- **Your objective**:
List each line of the items below that contains the string "layer".

■ ■ ■ ■

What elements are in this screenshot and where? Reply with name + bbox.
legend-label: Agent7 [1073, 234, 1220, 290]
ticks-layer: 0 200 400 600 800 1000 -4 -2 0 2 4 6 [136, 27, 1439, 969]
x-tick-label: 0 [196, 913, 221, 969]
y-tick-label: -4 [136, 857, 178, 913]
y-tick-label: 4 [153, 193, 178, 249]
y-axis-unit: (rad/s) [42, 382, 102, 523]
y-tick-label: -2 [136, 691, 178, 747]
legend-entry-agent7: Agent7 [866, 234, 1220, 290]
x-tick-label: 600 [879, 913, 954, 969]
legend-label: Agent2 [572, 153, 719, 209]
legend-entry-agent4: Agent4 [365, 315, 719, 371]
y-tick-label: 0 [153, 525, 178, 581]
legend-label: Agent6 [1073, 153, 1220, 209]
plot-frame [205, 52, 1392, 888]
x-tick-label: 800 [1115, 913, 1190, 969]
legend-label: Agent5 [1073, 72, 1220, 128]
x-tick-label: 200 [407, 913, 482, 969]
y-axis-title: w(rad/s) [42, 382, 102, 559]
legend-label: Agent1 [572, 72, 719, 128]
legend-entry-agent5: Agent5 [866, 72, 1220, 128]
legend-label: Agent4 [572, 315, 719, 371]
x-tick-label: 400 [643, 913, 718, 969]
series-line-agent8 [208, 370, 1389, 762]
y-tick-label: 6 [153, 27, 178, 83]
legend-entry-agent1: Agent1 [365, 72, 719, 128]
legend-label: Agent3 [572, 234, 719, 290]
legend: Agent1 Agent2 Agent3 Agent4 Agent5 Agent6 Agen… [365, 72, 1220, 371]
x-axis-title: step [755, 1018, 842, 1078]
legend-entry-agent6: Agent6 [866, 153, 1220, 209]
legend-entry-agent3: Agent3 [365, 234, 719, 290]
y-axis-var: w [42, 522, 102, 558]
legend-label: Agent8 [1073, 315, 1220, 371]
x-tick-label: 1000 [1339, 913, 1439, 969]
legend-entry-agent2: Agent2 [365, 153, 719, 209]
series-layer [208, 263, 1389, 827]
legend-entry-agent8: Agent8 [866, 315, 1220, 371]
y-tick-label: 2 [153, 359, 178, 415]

■ ■ ■ ■

- **Complete answer**:
ticks-layer: 0 200 400 600 800 1000 -4 -2 0 2 4 6 [136, 27, 1439, 969]
series-layer [208, 263, 1389, 827]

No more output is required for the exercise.